■ EXERCISE DESCRIPTION ■
Find the lines with "Dichromatic" in them and copy them out.
* Begin *
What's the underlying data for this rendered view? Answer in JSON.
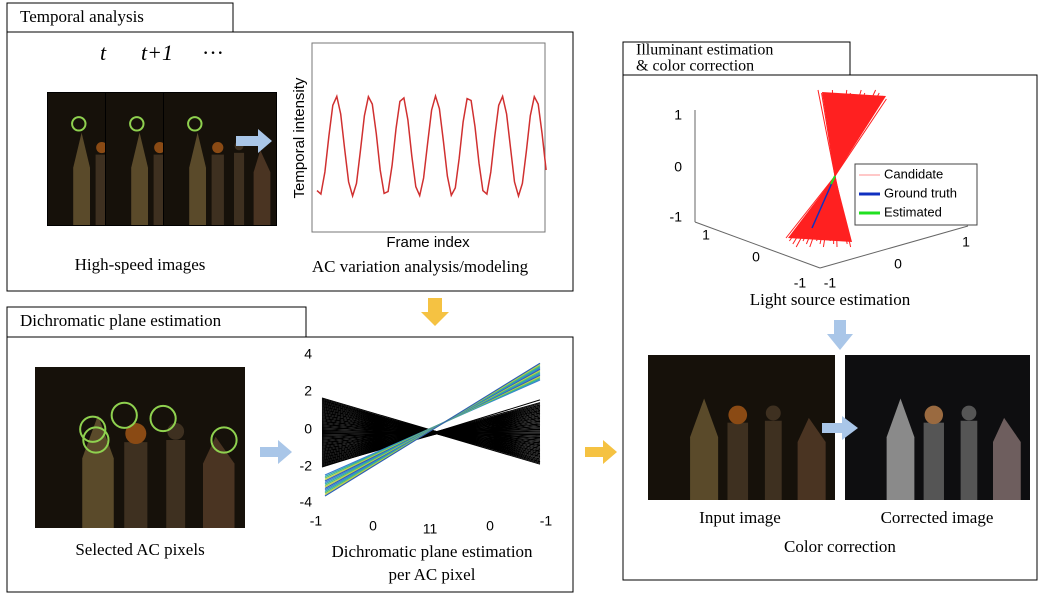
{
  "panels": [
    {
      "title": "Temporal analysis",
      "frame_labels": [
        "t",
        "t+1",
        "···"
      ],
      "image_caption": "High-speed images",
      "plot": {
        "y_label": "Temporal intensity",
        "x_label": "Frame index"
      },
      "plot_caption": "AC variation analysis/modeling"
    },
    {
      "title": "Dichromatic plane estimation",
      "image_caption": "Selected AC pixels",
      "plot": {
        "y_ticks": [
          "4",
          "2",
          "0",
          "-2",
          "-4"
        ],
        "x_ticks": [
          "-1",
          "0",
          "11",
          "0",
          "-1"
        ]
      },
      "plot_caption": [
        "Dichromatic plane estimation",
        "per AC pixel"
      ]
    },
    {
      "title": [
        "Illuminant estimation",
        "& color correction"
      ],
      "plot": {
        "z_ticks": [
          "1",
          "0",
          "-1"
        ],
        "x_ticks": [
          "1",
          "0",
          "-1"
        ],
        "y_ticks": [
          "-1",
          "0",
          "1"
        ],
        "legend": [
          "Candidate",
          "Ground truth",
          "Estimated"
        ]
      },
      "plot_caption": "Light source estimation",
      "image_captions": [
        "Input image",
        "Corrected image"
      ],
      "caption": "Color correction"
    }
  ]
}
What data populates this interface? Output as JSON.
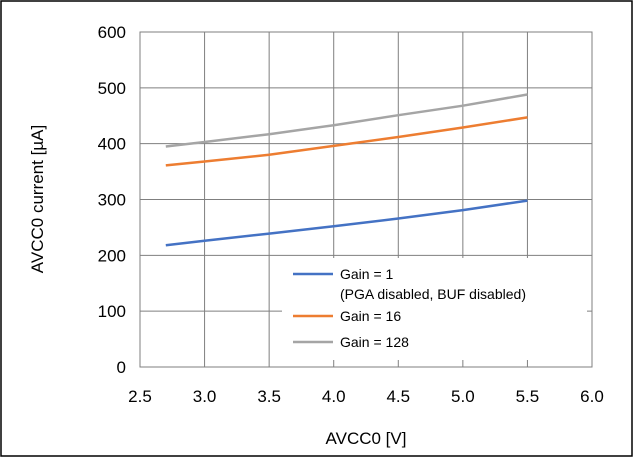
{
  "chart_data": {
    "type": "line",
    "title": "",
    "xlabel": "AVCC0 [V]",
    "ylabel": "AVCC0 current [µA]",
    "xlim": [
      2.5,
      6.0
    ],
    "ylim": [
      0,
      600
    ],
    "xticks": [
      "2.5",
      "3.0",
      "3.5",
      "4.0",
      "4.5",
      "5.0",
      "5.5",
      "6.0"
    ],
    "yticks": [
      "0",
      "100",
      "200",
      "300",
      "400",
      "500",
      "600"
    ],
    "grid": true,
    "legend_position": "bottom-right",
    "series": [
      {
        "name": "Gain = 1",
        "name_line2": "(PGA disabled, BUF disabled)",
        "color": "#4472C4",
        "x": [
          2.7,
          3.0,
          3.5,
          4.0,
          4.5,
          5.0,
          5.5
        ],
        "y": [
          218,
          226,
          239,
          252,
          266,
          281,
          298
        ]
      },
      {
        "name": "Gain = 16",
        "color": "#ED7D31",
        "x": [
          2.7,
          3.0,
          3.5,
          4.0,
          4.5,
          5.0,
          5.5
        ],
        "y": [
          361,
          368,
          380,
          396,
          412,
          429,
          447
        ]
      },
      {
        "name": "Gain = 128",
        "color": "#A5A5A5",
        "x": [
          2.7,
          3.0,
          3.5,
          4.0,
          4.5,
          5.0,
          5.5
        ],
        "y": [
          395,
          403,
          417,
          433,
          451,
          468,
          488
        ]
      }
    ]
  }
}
* End *
■ ANSWER FOR THE TASK ■
      "title": "Dichromatic plane estimation",
        "Dichromatic plane estimation",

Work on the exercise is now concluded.